### What to work on
Copy every entry exactly.

### Data records

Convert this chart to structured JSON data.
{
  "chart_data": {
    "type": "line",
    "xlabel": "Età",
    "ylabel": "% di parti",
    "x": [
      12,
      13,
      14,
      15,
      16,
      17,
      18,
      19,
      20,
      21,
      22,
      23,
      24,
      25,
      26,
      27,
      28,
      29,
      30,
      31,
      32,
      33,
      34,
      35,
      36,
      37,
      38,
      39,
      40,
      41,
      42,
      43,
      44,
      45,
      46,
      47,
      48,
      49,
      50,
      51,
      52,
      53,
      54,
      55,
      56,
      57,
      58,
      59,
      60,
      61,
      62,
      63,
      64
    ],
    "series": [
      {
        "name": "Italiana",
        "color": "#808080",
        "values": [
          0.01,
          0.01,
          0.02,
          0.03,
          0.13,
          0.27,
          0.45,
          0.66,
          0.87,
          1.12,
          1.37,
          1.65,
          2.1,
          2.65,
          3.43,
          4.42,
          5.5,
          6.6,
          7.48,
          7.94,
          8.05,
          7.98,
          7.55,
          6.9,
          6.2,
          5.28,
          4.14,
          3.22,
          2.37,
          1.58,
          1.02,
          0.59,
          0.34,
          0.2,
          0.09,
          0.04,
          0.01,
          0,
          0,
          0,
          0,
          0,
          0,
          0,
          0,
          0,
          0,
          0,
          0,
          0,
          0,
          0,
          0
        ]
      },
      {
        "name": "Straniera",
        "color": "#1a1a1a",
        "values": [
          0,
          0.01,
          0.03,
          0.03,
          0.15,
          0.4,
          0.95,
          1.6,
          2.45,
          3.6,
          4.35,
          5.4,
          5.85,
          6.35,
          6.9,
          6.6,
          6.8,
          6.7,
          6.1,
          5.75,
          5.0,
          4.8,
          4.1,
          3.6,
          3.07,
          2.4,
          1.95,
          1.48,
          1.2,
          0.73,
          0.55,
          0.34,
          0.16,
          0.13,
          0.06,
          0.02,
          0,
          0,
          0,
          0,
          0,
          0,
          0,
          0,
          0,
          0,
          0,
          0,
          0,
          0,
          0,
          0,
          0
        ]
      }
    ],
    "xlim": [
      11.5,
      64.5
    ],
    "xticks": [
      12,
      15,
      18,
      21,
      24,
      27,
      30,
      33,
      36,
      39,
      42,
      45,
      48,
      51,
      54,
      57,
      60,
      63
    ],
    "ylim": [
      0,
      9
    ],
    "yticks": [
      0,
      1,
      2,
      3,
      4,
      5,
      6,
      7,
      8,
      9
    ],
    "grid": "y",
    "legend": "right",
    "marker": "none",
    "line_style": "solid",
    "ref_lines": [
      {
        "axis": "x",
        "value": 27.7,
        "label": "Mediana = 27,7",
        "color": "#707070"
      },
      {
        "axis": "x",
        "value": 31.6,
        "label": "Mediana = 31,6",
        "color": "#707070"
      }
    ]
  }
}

### Written response
Convert this chart to structured JSON data.
{
  "chart_data": {
    "type": "line",
    "xlabel": "Età",
    "ylabel": "% di parti",
    "x": [
      12,
      13,
      14,
      15,
      16,
      17,
      18,
      19,
      20,
      21,
      22,
      23,
      24,
      25,
      26,
      27,
      28,
      29,
      30,
      31,
      32,
      33,
      34,
      35,
      36,
      37,
      38,
      39,
      40,
      41,
      42,
      43,
      44,
      45,
      46,
      47,
      48,
      49,
      50,
      51,
      52,
      53,
      54,
      55,
      56,
      57,
      58,
      59,
      60,
      61,
      62,
      63,
      64
    ],
    "series": [
      {
        "name": "Italiana",
        "color": "#808080",
        "values": [
          0.01,
          0.01,
          0.02,
          0.03,
          0.13,
          0.27,
          0.45,
          0.66,
          0.87,
          1.12,
          1.37,
          1.65,
          2.1,
          2.65,
          3.43,
          4.42,
          5.5,
          6.6,
          7.48,
          7.94,
          8.05,
          7.98,
          7.55,
          6.9,
          6.2,
          5.28,
          4.14,
          3.22,
          2.37,
          1.58,
          1.02,
          0.59,
          0.34,
          0.2,
          0.09,
          0.04,
          0.01,
          0,
          0,
          0,
          0,
          0,
          0,
          0,
          0,
          0,
          0,
          0,
          0,
          0,
          0,
          0,
          0
        ]
      },
      {
        "name": "Straniera",
        "color": "#1a1a1a",
        "values": [
          0,
          0.01,
          0.03,
          0.03,
          0.15,
          0.4,
          0.95,
          1.6,
          2.45,
          3.6,
          4.35,
          5.4,
          5.85,
          6.35,
          6.9,
          6.6,
          6.8,
          6.7,
          6.1,
          5.75,
          5.0,
          4.8,
          4.1,
          3.6,
          3.07,
          2.4,
          1.95,
          1.48,
          1.2,
          0.73,
          0.55,
          0.34,
          0.16,
          0.13,
          0.06,
          0.02,
          0,
          0,
          0,
          0,
          0,
          0,
          0,
          0,
          0,
          0,
          0,
          0,
          0,
          0,
          0,
          0,
          0
        ]
      }
    ],
    "xlim": [
      11.5,
      64.5
    ],
    "xticks": [
      12,
      15,
      18,
      21,
      24,
      27,
      30,
      33,
      36,
      39,
      42,
      45,
      48,
      51,
      54,
      57,
      60,
      63
    ],
    "ylim": [
      0,
      9
    ],
    "yticks": [
      0,
      1,
      2,
      3,
      4,
      5,
      6,
      7,
      8,
      9
    ],
    "grid": "y",
    "legend": "right",
    "marker": "none",
    "line_style": "solid",
    "ref_lines": [
      {
        "axis": "x",
        "value": 27.7,
        "label": "Mediana = 27,7",
        "color": "#707070"
      },
      {
        "axis": "x",
        "value": 31.6,
        "label": "Mediana = 31,6",
        "color": "#707070"
      }
    ]
  }
}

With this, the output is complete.